**INSTRUCTIONS FOR THE TASK:**
Exactly reproduce the entries, dropping any pictures from your copy.

"""

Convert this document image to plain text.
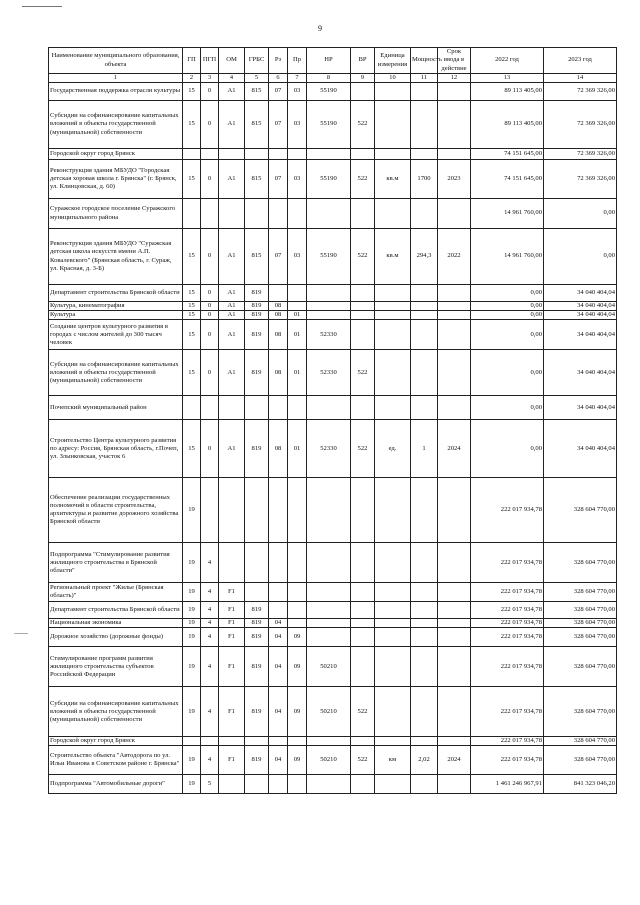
9
Наименование муниципального образования, объекта	ГП	ПГП	ОМ	ГРБС	Рз	Пр	НР	ВР	Единица измерения	Мощность	Срок ввода в действие	2022 год	2023 год
1	2	3	4	5	6	7	8	9	10	11	12	13	14
Государственная поддержка отрасли культуры	15	0	А1	815	07	03	55190					89 113 405,00	72 369 326,00
Субсидии на софинансирование капитальных вложений в объекты государственной (муниципальной) собственности	15	0	А1	815	07	03	55190	522				89 113 405,00	72 369 326,00
Городской округ город Брянск												74 151 645,00	72 369 326,00
Реконструкция здания МБУДО "Городская детская хоровая школа г. Брянска" (г. Брянск, ул. Клинцовская, д. 60)	15	0	А1	815	07	03	55190	522	кв.м	1700	2023	74 151 645,00	72 369 326,00
Суражское городское поселение Суражского муниципального района												14 961 760,00	0,00
Реконструкция здания МБУДО "Суражская детская школа искусств имени А.П. Ковалевского" (Брянская область, г. Сураж, ул. Красная, д. 3-Б)	15	0	А1	815	07	03	55190	522	кв.м	294,3	2022	14 961 760,00	0,00
Департамент строительства Брянской области	15	0	А1	819								0,00	34 040 404,04
Культура, кинематография	15	0	А1	819	08							0,00	34 040 404,04
Культура	15	0	А1	819	08	01						0,00	34 040 404,04
Создание центров культурного развития в городах с числом жителей до 300 тысяч человек	15	0	А1	819	08	01	52330					0,00	34 040 404,04
Субсидии на софинансирование капитальных вложений в объекты государственной (муниципальной) собственности	15	0	А1	819	08	01	52330	522				0,00	34 040 404,04
Почепский муниципальный район												0,00	34 040 404,04
Строительство Центра культурного развития по адресу: Россия, Брянская область, г.Почеп, ул. Злынковская, участок 6	15	0	А1	819	08	01	52330	522	ед.	1	2024	0,00	34 040 404,04
Обеспечение реализации государственных полномочий в области строительства, архитектуры и развитие дорожного хозяйства Брянской области	19											222 017 934,78	328 604 770,00
Подпрограмма "Стимулирование развития жилищного строительства в Брянской области"	19	4										222 017 934,78	328 604 770,00
Региональный проект "Жилье (Брянская область)"	19	4	F1									222 017 934,78	328 604 770,00
Департамент строительства Брянской области	19	4	F1	819								222 017 934,78	328 604 770,00
Национальная экономика	19	4	F1	819	04							222 017 934,78	328 604 770,00
Дорожное хозяйство (дорожные фонды)	19	4	F1	819	04	09						222 017 934,78	328 604 770,00
Стимулирование программ развития жилищного строительства субъектов Российской Федерации	19	4	F1	819	04	09	50210					222 017 934,78	328 604 770,00
Субсидии на софинансирование капитальных вложений в объекты государственной (муниципальной) собственности	19	4	F1	819	04	09	50210	522				222 017 934,78	328 604 770,00
Городской округ город Брянск												222 017 934,78	328 604 770,00
Строительство объекта "Автодорога по ул. Ильи Иванова в Советском районе г. Брянска"	19	4	F1	819	04	09	50210	522	км	2,02	2024	222 017 934,78	328 604 770,00
Подпрограмма "Автомобильные дороги"	19	5										1 461 246 967,91	841 323 046,20
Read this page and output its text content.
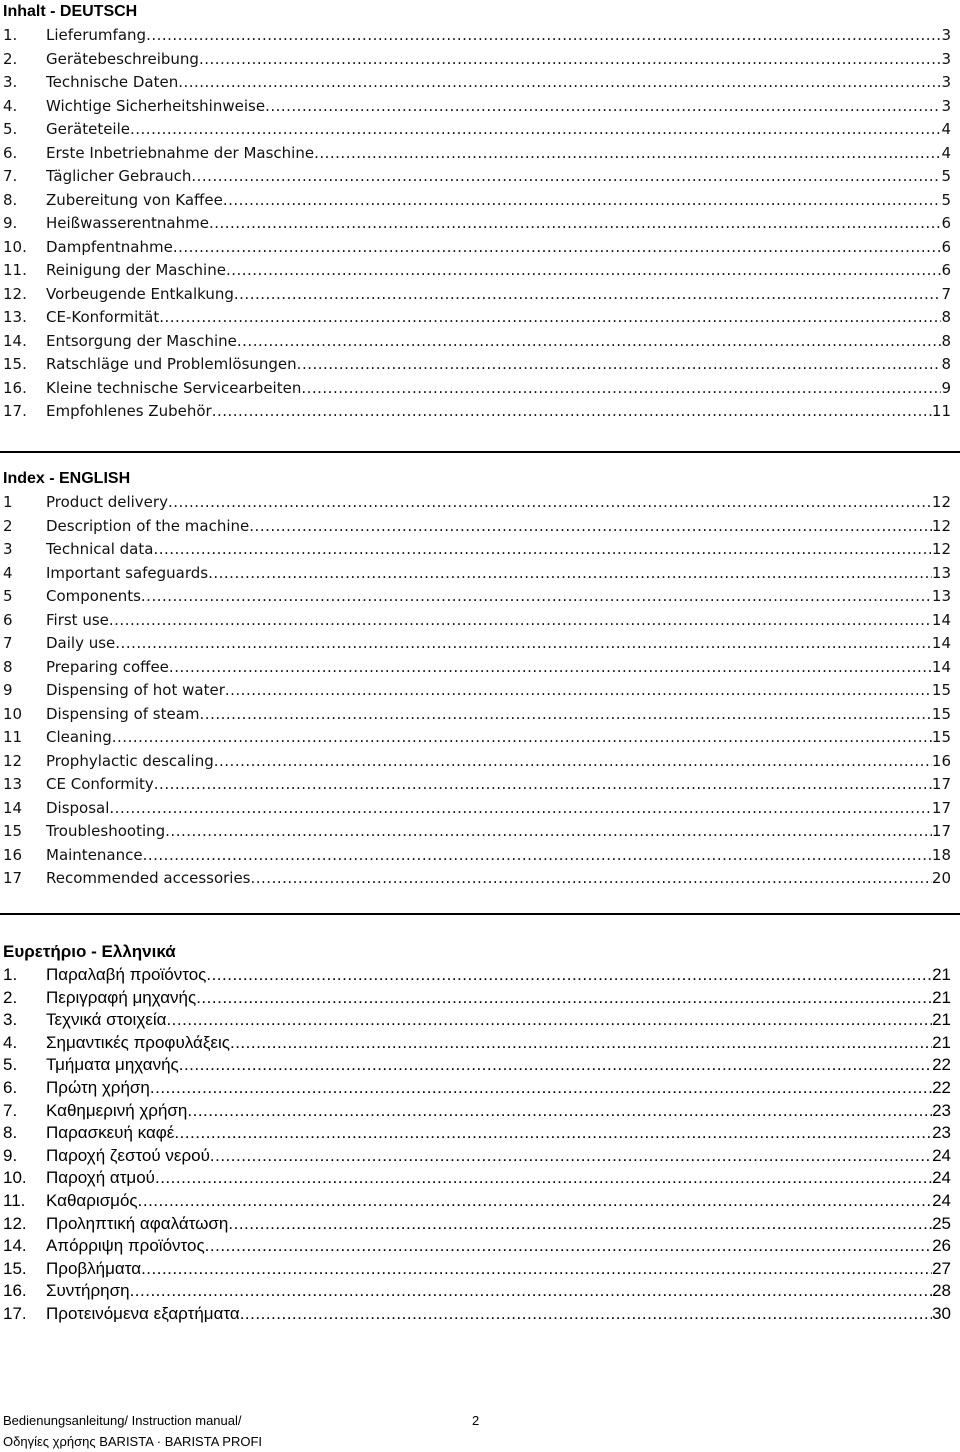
Inhalt - DEUTSCH
1.	Lieferumfang .....	3
2.	Gerätebeschreibung .....	3
3.	Technische Daten .....	3
4.	Wichtige Sicherheitshinweise .....	3
5.	Geräteteile .....	4
6.	Erste Inbetriebnahme der Maschine .....	4
7.	Täglicher Gebrauch .....	5
8.	Zubereitung von Kaffee .....	5
9.	Heißwasserentnahme .....	6
10.	Dampfentnahme .....	6
11.	Reinigung der Maschine .....	6
12.	Vorbeugende Entkalkung .....	7
13.	CE-Konformität .....	8
14.	Entsorgung der Maschine .....	8
15.	Ratschläge und Problemlösungen .....	8
16.	Kleine technische Servicearbeiten .....	9
17.	Empfohlenes Zubehör .....	11
Index - ENGLISH
1	Product delivery .....	12
2	Description of the machine .....	12
3	Technical data .....	12
4	Important safeguards .....	13
5	Components .....	13
6	First use .....	14
7	Daily use .....	14
8	Preparing coffee .....	14
9	Dispensing of hot water .....	15
10	Dispensing of steam .....	15
11	Cleaning .....	15
12	Prophylactic descaling .....	16
13	CE Conformity .....	17
14	Disposal .....	17
15	Troubleshooting .....	17
16	Maintenance .....	18
17	Recommended accessories .....	20
Ευρετήριο - Ελληνικά
1.	Παραλαβή προϊόντος .....	21
2.	Περιγραφή μηχανής .....	21
3.	Τεχνικά στοιχεία .....	21
4.	Σημαντικές προφυλάξεις .....	21
5.	Τμήματα μηχανής .....	22
6.	Πρώτη χρήση .....	22
7.	Καθημερινή χρήση .....	23
8.	Παρασκευή καφέ .....	23
9.	Παροχή ζεστού νερού .....	24
10.	Παροχή ατμού .....	24
11.	Καθαρισμός .....	24
12.	Προληπτική αφαλάτωση .....	25
14.	Απόρριψη προϊόντος .....	26
15.	Προβλήματα .....	27
16.	Συντήρηση .....	28
17.	Προτεινόμενα εξαρτήματα .....	30
Bedienungsanleitung/ Instruction manual/
Οδηγίες χρήσης BARISTA · BARISTA PROFI
2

"""

**FINAL RESULT:**
Convert this document image to plain text.
9
Наименование муниципального образования, объекта	ГП	ПГП	ОМ	ГРБС	Рз	Пр	НР	ВР	Единица измерения	Мощность	Срок ввода в действие	2022 год	2023 год
1	2	3	4	5	6	7	8	9	10	11	12	13	14
Государственная поддержка отрасли культуры	15	0	А1	815	07	03	55190					89 113 405,00	72 369 326,00
Субсидии на софинансирование капитальных вложений в объекты государственной (муниципальной) собственности	15	0	А1	815	07	03	55190	522				89 113 405,00	72 369 326,00
Городской округ город Брянск												74 151 645,00	72 369 326,00
Реконструкция здания МБУДО "Городская детская хоровая школа г. Брянска" (г. Брянск, ул. Клинцовская, д. 60)	15	0	А1	815	07	03	55190	522	кв.м	1700	2023	74 151 645,00	72 369 326,00
Суражское городское поселение Суражского муниципального района												14 961 760,00	0,00
Реконструкция здания МБУДО "Суражская детская школа искусств имени А.П. Ковалевского" (Брянская область, г. Сураж, ул. Красная, д. 3-Б)	15	0	А1	815	07	03	55190	522	кв.м	294,3	2022	14 961 760,00	0,00
Департамент строительства Брянской области	15	0	А1	819								0,00	34 040 404,04
Культура, кинематография	15	0	А1	819	08							0,00	34 040 404,04
Культура	15	0	А1	819	08	01						0,00	34 040 404,04
Создание центров культурного развития в городах с числом жителей до 300 тысяч человек	15	0	А1	819	08	01	52330					0,00	34 040 404,04
Субсидии на софинансирование капитальных вложений в объекты государственной (муниципальной) собственности	15	0	А1	819	08	01	52330	522				0,00	34 040 404,04
Почепский муниципальный район												0,00	34 040 404,04
Строительство Центра культурного развития по адресу: Россия, Брянская область, г.Почеп, ул. Злынковская, участок 6	15	0	А1	819	08	01	52330	522	ед.	1	2024	0,00	34 040 404,04
Обеспечение реализации государственных полномочий в области строительства, архитектуры и развитие дорожного хозяйства Брянской области	19											222 017 934,78	328 604 770,00
Подпрограмма "Стимулирование развития жилищного строительства в Брянской области"	19	4										222 017 934,78	328 604 770,00
Региональный проект "Жилье (Брянская область)"	19	4	F1									222 017 934,78	328 604 770,00
Департамент строительства Брянской области	19	4	F1	819								222 017 934,78	328 604 770,00
Национальная экономика	19	4	F1	819	04							222 017 934,78	328 604 770,00
Дорожное хозяйство (дорожные фонды)	19	4	F1	819	04	09						222 017 934,78	328 604 770,00
Стимулирование программ развития жилищного строительства субъектов Российской Федерации	19	4	F1	819	04	09	50210					222 017 934,78	328 604 770,00
Субсидии на софинансирование капитальных вложений в объекты государственной (муниципальной) собственности	19	4	F1	819	04	09	50210	522				222 017 934,78	328 604 770,00
Городской округ город Брянск												222 017 934,78	328 604 770,00
Строительство объекта "Автодорога по ул. Ильи Иванова в Советском районе г. Брянска"	19	4	F1	819	04	09	50210	522	км	2,02	2024	222 017 934,78	328 604 770,00
Подпрограмма "Автомобильные дороги"	19	5										1 461 246 967,91	841 323 046,20
Read this page and output its text content.
Inhalt - DEUTSCH
1.	Lieferumfang .....	3
2.	Gerätebeschreibung .....	3
3.	Technische Daten .....	3
4.	Wichtige Sicherheitshinweise .....	3
5.	Geräteteile .....	4
6.	Erste Inbetriebnahme der Maschine .....	4
7.	Täglicher Gebrauch .....	5
8.	Zubereitung von Kaffee .....	5
9.	Heißwasserentnahme .....	6
10.	Dampfentnahme .....	6
11.	Reinigung der Maschine .....	6
12.	Vorbeugende Entkalkung .....	7
13.	CE-Konformität .....	8
14.	Entsorgung der Maschine .....	8
15.	Ratschläge und Problemlösungen .....	8
16.	Kleine technische Servicearbeiten .....	9
17.	Empfohlenes Zubehör .....	11
Index - ENGLISH
1	Product delivery .....	12
2	Description of the machine .....	12
3	Technical data .....	12
4	Important safeguards .....	13
5	Components .....	13
6	First use .....	14
7	Daily use .....	14
8	Preparing coffee .....	14
9	Dispensing of hot water .....	15
10	Dispensing of steam .....	15
11	Cleaning .....	15
12	Prophylactic descaling .....	16
13	CE Conformity .....	17
14	Disposal .....	17
15	Troubleshooting .....	17
16	Maintenance .....	18
17	Recommended accessories .....	20
Ευρετήριο - Ελληνικά
1.	Παραλαβή προϊόντος .....	21
2.	Περιγραφή μηχανής .....	21
3.	Τεχνικά στοιχεία .....	21
4.	Σημαντικές προφυλάξεις .....	21
5.	Τμήματα μηχανής .....	22
6.	Πρώτη χρήση .....	22
7.	Καθημερινή χρήση .....	23
8.	Παρασκευή καφέ .....	23
9.	Παροχή ζεστού νερού .....	24
10.	Παροχή ατμού .....	24
11.	Καθαρισμός .....	24
12.	Προληπτική αφαλάτωση .....	25
14.	Απόρριψη προϊόντος .....	26
15.	Προβλήματα .....	27
16.	Συντήρηση .....	28
17.	Προτεινόμενα εξαρτήματα .....	30
Bedienungsanleitung/ Instruction manual/
Οδηγίες χρήσης BARISTA · BARISTA PROFI
2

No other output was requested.